EXCERPTED RECORDS:
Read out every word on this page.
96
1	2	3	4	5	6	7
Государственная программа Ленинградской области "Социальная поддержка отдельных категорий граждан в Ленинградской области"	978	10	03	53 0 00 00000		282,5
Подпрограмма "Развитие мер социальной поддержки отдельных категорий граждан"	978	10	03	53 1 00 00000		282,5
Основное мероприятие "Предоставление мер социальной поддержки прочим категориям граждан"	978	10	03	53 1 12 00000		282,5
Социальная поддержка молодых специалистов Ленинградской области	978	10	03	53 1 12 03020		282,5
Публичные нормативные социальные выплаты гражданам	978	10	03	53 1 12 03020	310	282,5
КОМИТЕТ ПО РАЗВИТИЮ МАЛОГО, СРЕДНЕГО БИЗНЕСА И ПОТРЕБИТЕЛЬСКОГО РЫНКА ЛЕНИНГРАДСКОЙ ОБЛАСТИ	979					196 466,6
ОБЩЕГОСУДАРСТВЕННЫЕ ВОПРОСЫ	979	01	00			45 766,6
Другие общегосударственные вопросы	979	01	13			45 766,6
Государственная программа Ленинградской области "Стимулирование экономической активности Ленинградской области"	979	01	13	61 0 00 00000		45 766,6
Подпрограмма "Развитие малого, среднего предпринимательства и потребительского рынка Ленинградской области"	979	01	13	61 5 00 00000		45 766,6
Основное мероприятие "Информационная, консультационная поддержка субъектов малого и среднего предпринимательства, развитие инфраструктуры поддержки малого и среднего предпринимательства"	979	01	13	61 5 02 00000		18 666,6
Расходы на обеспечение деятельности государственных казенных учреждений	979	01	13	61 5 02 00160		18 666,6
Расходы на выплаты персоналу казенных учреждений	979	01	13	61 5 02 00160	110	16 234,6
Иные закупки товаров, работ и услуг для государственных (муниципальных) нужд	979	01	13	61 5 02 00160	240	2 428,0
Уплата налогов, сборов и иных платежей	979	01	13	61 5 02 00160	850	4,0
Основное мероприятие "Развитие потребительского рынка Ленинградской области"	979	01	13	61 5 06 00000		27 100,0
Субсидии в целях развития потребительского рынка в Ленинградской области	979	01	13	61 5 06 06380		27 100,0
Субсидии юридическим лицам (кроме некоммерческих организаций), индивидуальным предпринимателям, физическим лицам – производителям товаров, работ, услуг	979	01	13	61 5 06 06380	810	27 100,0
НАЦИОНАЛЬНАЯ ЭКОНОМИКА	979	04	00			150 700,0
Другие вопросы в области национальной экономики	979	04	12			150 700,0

PROBLEM DESCRIPTION: From the first line to the last, retype the data exactly.

EXERCISE SOLUTION:
Read out every word on this page.
96
1	2	3	4	5	6	7
Государственная программа Ленинградской области "Социальная поддержка отдельных категорий граждан в Ленинградской области"	978	10	03	53 0 00 00000		282,5
Подпрограмма "Развитие мер социальной поддержки отдельных категорий граждан"	978	10	03	53 1 00 00000		282,5
Основное мероприятие "Предоставление мер социальной поддержки прочим категориям граждан"	978	10	03	53 1 12 00000		282,5
Социальная поддержка молодых специалистов Ленинградской области	978	10	03	53 1 12 03020		282,5
Публичные нормативные социальные выплаты гражданам	978	10	03	53 1 12 03020	310	282,5
КОМИТЕТ ПО РАЗВИТИЮ МАЛОГО, СРЕДНЕГО БИЗНЕСА И ПОТРЕБИТЕЛЬСКОГО РЫНКА ЛЕНИНГРАДСКОЙ ОБЛАСТИ	979					196 466,6
ОБЩЕГОСУДАРСТВЕННЫЕ ВОПРОСЫ	979	01	00			45 766,6
Другие общегосударственные вопросы	979	01	13			45 766,6
Государственная программа Ленинградской области "Стимулирование экономической активности Ленинградской области"	979	01	13	61 0 00 00000		45 766,6
Подпрограмма "Развитие малого, среднего предпринимательства и потребительского рынка Ленинградской области"	979	01	13	61 5 00 00000		45 766,6
Основное мероприятие "Информационная, консультационная поддержка субъектов малого и среднего предпринимательства, развитие инфраструктуры поддержки малого и среднего предпринимательства"	979	01	13	61 5 02 00000		18 666,6
Расходы на обеспечение деятельности государственных казенных учреждений	979	01	13	61 5 02 00160		18 666,6
Расходы на выплаты персоналу казенных учреждений	979	01	13	61 5 02 00160	110	16 234,6
Иные закупки товаров, работ и услуг для государственных (муниципальных) нужд	979	01	13	61 5 02 00160	240	2 428,0
Уплата налогов, сборов и иных платежей	979	01	13	61 5 02 00160	850	4,0
Основное мероприятие "Развитие потребительского рынка Ленинградской области"	979	01	13	61 5 06 00000		27 100,0
Субсидии в целях развития потребительского рынка в Ленинградской области	979	01	13	61 5 06 06380		27 100,0
Субсидии юридическим лицам (кроме некоммерческих организаций), индивидуальным предпринимателям, физическим лицам – производителям товаров, работ, услуг	979	01	13	61 5 06 06380	810	27 100,0
НАЦИОНАЛЬНАЯ ЭКОНОМИКА	979	04	00			150 700,0
Другие вопросы в области национальной экономики	979	04	12			150 700,0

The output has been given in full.